JOB -> Can you reproduce, word for word, everything in the Boris Akunin book list from "Last updated: January" down to "full of intrigue."?

TEXT BLOCK ->
(begin)

Boris Akunin Books in Order
Browse Boris Akunin books in order, with Erast Fandorin and Sister Pelagia reading lists, summaries, series background, and tips on the best place to start.
Last updated: January 12, 2026
As an Amazon Associate, we earn from qualifying purchases (at no extra cost to you).
Publication Order
17 books
Not Saying Goodbye
by Boris Akunin
2019
Awakening from a long coma in 1918, Erast Fandorin finds Moscow hungry, chaotic, and ruled by the new Soviet secret police. Planning to escape with his loyal friend Masa, he is pulled into one last, wide ranging case across the Russian Civil War.
To Kill a Serpent in the Shell
by Boris Akunin
2018
Set in 1689, this compact historical drama stages the final clash between regent Tsarevna Sofia, her ally Prince Golitsyn, and the young Peter the Great. Their struggle over Russia's future pits cautious reform against hard edged autocracy in a court full of intrigue.
Black City
by Boris Akunin
2018
On the brink of World War I, Erast Fandorin follows an elusive revolutionary bomber to booming oil city Baku. Among rival tycoons, nationalist plots, and his own wife's film shoot, he must stop an attack that could ignite unrest far beyond the Caucasus.

(end)

Records excerpted from a collection
(begin)

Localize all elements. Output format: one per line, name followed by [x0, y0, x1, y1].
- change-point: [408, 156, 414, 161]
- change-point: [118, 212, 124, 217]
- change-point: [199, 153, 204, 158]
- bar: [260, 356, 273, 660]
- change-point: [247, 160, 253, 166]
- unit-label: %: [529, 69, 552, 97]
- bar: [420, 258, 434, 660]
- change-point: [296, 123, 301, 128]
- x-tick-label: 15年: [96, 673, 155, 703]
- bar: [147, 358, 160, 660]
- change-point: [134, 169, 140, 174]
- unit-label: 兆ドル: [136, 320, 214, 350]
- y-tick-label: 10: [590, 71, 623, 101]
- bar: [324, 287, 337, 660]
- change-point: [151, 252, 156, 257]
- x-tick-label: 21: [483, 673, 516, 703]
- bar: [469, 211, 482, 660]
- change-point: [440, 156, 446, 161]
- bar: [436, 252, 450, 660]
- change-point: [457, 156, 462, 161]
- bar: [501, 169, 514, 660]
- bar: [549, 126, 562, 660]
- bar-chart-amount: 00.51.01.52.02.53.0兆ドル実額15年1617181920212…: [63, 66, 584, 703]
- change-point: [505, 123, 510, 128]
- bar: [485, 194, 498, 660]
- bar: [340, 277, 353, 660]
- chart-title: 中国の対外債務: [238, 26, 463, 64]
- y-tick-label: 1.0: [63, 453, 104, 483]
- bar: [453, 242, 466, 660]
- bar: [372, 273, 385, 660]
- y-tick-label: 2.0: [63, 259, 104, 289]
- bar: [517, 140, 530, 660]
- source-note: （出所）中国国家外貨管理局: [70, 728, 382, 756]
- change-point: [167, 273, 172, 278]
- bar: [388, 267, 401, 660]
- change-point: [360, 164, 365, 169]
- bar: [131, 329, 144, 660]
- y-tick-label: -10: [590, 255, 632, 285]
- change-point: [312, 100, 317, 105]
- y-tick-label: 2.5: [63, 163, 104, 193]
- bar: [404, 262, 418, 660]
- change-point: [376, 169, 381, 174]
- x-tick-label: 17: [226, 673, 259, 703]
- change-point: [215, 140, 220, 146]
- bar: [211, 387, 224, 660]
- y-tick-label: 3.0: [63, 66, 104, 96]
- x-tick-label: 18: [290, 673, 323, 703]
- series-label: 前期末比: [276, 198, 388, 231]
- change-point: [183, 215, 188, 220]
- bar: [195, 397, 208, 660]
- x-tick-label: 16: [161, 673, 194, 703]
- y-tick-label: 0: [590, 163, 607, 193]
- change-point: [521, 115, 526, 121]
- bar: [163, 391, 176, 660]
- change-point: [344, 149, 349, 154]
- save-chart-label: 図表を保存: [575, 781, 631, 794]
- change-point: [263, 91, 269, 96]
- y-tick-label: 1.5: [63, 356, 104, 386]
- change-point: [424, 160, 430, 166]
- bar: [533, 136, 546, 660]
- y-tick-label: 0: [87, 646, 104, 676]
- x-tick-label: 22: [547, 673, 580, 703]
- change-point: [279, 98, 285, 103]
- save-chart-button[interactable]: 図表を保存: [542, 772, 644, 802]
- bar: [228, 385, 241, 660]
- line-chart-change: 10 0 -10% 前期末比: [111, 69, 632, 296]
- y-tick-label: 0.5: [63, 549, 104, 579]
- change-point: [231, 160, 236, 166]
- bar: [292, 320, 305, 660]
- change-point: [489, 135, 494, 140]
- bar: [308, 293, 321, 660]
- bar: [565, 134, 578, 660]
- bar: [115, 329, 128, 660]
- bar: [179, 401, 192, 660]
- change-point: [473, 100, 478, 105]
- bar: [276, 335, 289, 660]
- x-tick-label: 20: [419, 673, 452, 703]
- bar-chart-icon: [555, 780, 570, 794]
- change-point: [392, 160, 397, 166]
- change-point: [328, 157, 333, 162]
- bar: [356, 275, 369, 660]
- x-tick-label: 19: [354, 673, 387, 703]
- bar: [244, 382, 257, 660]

(end)

TASK RESULT ->
Last updated: January 12, 2026
As an Amazon Associate, we earn from qualifying purchases (at no extra cost to you).
Publication Order
17 books
Not Saying Goodbye
by Boris Akunin
2019
Awakening from a long coma in 1918, Erast Fandorin finds Moscow hungry, chaotic, and ruled by the new Soviet secret police. Planning to escape with his loyal friend Masa, he is pulled into one last, wide ranging case across the Russian Civil War.
To Kill a Serpent in the Shell
by Boris Akunin
2018
Set in 1689, this compact historical drama stages the final clash between regent Tsarevna Sofia, her ally Prince Golitsyn, and the young Peter the Great. Their struggle over Russia's future pits cautious reform against hard edged autocracy in a court full of intrigue.